# Problems and tasks
1. Duplicate the part of the post that begins at the words containing "Very simply, the" and ends after "and suicide rates.".
2. Which words or phrases does the post enclose in double quotation marks? List every one.

# Given text
Re: Dear John:
- From: "janusz_w@xxxxxxxxxxx" <janusz_w@xxxxxxxxxxx>
- Date: Wed, 29 Aug 2007 07:36:13 -0700
On 29 Sie, 14:10, "Lee Bell" <pleeb...@xxxxxxxxxxxxx> wrote:
Harvard Journal Study of Worldwide Data Obliterates Notion that Gun
Ownership Correlates with Violence
Harvard Journal of Law & Public Policy Confirms that Reducing Gun
Ownership by Law-Abiding Citizens Does Nothing to Reduce Violence Worldwide
By now, any informed American is familiar with Dr. John R. Lott, Jr.'s
famous axiom of "More Guns, Less Crime." In other words, American
jurisdictions that allow law-abiding citizens to exercise their Second
Amendment right to keep and bear arms are far safer and more crime-free than
jurisdictions that enact stringent "gun control" laws.
Very simply, the ability of law-abiding citizens to possess firearms
has helped reduce violent crime in America.
Now, a Harvard Journal of Law & Public Policy study shows that this is
not just an American phenomenon. According to the study, worldwide gun
ownership rates do not correlate with higher murder or suicide rates. In
fact, many nations with high gun ownership have significantly lower murder
and suicide rates.

# Data

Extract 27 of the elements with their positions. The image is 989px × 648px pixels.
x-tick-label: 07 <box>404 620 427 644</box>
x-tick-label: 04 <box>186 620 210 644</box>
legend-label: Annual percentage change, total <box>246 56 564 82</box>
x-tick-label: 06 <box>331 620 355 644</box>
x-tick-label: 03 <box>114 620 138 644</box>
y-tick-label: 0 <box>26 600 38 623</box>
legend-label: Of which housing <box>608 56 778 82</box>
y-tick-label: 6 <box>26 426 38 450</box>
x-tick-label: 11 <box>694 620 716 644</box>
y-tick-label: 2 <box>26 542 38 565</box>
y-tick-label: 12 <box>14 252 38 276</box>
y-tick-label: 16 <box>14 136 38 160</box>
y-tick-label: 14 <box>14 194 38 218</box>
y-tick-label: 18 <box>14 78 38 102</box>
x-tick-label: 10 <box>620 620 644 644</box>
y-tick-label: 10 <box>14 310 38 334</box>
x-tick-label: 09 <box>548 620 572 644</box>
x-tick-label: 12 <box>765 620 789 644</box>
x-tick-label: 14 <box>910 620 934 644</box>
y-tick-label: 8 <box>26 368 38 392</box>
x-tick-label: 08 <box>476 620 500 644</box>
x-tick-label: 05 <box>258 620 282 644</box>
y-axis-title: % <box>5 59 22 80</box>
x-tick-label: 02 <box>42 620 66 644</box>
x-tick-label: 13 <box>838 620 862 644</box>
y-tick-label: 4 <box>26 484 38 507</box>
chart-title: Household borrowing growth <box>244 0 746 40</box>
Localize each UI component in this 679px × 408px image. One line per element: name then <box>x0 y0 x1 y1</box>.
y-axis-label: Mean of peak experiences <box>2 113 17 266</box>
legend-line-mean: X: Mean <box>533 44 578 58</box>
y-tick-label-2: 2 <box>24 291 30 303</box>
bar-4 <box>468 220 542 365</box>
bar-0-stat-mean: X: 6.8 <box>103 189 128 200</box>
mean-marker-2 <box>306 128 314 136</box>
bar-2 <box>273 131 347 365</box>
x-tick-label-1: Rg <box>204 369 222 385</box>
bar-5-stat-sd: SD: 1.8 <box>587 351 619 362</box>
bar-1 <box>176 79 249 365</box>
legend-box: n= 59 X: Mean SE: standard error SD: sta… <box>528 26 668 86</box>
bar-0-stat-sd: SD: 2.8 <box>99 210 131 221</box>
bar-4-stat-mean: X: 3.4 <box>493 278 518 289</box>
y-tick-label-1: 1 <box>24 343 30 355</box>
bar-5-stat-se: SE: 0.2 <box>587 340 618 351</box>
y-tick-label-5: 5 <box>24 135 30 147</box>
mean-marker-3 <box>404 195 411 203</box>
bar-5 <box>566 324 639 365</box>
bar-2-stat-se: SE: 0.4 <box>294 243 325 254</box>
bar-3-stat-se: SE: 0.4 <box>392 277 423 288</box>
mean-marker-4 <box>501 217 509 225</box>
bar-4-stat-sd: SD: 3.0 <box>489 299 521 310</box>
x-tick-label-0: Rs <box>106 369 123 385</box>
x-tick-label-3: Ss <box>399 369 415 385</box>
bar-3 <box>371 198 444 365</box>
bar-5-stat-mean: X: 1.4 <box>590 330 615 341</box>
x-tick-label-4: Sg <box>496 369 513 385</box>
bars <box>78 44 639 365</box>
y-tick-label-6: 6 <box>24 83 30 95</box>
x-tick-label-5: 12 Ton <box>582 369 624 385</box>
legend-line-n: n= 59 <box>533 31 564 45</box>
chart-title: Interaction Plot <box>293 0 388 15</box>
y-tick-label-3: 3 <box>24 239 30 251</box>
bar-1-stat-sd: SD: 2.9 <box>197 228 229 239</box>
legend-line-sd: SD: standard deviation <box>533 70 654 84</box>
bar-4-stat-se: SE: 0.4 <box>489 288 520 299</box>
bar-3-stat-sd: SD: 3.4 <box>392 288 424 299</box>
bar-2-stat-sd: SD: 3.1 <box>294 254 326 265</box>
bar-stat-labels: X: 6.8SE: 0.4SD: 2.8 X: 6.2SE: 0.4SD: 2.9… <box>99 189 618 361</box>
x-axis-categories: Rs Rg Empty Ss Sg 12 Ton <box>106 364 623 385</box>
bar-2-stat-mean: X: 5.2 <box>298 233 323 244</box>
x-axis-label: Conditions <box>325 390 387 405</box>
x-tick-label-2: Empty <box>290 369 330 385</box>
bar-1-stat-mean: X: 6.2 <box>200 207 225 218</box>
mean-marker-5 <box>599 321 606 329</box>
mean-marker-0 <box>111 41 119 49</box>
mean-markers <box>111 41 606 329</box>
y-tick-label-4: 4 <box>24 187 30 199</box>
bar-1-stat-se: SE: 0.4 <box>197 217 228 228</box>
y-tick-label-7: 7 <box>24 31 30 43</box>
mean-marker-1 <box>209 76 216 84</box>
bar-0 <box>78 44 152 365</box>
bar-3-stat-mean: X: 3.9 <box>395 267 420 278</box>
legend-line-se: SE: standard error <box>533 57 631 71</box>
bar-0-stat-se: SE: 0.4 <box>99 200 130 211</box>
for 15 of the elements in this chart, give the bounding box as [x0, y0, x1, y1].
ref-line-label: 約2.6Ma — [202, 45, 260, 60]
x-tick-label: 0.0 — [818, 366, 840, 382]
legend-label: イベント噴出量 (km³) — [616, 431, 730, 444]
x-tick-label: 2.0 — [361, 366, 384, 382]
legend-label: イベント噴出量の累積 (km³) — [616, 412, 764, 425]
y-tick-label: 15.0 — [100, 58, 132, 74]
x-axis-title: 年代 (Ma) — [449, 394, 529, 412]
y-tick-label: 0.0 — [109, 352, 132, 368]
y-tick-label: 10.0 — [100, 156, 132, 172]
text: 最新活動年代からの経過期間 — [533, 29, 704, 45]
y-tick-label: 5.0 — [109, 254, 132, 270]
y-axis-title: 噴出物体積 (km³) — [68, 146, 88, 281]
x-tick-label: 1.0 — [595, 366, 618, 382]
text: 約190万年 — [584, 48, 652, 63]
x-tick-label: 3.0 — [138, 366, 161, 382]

# Answers by task
1.
Very simply, the ability of law-abiding citizens to possess firearms
has helped reduce violent crime in America.
Now, a Harvard Journal of Law & Public Policy study shows that this is
not just an American phenomenon. According to the study, worldwide gun
ownership rates do not correlate with higher murder or suicide rates. In
fact, many nations with high gun ownership have significantly lower murder
and suicide rates.

2.
- janusz_w@xxxxxxxxxxx
- Lee Bell
- More Guns, Less Crime.
- gun control